Report how many lines of the following entries include the string "Enumerate"; respond with the number alone.

(Structured figure records)
[START]

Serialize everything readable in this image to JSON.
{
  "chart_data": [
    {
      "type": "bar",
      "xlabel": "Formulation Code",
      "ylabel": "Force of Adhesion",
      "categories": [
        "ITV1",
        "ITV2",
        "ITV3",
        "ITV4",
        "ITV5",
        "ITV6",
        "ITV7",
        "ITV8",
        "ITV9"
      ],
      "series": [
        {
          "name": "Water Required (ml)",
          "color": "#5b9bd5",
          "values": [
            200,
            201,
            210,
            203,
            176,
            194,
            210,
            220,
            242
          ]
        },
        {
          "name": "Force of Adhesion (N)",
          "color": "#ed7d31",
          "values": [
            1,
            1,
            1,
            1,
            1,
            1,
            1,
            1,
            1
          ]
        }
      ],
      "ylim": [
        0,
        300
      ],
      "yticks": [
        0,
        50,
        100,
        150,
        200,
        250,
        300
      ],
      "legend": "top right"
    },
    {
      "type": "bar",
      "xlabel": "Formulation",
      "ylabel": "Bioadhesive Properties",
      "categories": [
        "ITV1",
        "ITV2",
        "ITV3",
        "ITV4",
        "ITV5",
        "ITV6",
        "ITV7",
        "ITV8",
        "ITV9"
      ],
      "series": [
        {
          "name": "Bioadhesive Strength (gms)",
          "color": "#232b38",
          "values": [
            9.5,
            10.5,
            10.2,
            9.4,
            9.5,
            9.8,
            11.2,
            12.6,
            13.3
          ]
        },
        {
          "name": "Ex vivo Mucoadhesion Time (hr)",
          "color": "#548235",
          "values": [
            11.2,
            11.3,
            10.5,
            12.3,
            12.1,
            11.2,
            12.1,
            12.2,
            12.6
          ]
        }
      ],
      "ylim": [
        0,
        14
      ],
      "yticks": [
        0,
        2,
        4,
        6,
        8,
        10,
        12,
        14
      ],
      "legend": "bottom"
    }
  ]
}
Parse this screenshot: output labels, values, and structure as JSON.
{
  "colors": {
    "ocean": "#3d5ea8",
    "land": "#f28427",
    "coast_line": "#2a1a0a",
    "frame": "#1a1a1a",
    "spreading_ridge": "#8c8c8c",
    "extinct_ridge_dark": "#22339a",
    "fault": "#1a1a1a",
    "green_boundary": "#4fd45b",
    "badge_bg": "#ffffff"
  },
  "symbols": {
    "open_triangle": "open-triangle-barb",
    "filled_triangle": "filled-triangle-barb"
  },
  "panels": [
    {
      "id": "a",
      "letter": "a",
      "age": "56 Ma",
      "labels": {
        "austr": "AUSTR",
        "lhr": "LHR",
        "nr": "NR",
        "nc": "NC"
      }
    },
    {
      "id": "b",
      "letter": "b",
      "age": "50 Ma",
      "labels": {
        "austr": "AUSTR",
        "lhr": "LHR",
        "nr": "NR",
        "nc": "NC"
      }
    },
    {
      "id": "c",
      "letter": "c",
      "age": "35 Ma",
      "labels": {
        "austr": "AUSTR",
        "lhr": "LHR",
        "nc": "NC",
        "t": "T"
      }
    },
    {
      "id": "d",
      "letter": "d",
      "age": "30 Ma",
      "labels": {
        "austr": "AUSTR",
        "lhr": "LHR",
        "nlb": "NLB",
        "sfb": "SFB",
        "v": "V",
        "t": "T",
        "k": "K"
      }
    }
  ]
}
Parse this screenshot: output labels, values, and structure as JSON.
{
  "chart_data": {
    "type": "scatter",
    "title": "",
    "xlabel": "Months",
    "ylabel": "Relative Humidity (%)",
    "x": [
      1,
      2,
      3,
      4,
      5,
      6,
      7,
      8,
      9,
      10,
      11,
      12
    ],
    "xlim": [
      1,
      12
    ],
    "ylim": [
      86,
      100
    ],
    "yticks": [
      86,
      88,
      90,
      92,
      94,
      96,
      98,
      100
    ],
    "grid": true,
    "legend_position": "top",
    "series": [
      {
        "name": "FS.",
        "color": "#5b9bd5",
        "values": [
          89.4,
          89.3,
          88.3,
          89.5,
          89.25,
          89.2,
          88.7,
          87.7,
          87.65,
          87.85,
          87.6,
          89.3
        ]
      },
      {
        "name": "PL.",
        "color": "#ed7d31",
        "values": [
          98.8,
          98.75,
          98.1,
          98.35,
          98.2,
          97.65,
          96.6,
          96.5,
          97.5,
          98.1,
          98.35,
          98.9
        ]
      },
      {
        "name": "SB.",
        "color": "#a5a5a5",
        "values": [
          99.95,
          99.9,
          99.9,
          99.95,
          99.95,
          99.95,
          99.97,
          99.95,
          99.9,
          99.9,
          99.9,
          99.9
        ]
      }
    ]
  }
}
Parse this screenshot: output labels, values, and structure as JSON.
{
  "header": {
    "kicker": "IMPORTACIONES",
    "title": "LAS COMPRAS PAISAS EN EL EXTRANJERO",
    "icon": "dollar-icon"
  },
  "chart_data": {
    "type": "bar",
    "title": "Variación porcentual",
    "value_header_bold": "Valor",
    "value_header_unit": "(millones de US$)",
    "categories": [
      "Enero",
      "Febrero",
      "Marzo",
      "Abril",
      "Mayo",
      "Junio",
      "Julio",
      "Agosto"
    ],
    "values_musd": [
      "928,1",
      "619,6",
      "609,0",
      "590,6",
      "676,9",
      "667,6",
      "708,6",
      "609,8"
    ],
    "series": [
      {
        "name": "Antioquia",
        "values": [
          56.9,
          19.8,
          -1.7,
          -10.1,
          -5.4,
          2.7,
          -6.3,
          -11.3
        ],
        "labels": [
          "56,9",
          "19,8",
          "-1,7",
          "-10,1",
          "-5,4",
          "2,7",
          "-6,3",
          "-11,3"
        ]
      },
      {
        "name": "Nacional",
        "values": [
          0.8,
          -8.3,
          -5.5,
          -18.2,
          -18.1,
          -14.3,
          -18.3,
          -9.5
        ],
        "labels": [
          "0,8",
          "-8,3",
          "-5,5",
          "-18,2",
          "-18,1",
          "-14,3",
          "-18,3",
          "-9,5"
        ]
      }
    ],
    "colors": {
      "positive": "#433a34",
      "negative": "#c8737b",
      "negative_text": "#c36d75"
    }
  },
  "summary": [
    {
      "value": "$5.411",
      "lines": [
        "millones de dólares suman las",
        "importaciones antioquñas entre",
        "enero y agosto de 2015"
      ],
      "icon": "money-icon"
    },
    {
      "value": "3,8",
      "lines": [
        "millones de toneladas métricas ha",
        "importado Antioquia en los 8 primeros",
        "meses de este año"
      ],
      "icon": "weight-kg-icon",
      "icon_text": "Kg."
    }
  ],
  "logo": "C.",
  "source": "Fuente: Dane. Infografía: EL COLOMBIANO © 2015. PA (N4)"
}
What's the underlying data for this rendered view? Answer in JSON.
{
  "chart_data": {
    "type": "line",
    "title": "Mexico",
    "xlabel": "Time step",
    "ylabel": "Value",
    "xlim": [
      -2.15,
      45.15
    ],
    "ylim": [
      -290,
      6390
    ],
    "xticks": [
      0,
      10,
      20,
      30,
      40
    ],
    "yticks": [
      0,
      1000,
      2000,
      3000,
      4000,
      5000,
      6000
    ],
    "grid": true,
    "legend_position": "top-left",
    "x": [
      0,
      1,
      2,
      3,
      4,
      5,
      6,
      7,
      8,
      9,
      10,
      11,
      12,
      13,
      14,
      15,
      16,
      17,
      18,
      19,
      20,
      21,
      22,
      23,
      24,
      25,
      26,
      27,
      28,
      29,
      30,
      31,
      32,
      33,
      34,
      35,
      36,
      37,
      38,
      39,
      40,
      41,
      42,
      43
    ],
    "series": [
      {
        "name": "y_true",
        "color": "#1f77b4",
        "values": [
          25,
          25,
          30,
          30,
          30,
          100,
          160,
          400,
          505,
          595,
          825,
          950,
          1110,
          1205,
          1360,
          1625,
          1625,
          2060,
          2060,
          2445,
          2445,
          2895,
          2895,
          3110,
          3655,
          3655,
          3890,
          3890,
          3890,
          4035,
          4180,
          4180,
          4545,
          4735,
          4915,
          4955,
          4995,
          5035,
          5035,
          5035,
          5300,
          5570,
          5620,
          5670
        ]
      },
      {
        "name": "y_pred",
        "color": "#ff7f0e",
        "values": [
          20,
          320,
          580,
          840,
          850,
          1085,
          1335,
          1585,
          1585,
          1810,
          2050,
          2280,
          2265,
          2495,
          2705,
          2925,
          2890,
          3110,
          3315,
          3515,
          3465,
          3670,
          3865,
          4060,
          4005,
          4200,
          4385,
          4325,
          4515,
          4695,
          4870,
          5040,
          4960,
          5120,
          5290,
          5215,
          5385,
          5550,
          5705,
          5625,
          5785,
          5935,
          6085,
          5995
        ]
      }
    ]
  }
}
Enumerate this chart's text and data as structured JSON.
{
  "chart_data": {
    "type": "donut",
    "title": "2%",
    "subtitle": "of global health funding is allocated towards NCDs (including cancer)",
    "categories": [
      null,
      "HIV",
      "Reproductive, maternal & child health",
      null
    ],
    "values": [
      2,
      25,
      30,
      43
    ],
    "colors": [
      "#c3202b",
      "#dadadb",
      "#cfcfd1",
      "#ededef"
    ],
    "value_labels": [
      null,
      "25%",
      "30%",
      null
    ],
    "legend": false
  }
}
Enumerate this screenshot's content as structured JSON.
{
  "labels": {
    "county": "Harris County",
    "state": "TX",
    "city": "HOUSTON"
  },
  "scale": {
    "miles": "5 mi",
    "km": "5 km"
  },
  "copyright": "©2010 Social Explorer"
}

[END]

RESPONSE.
2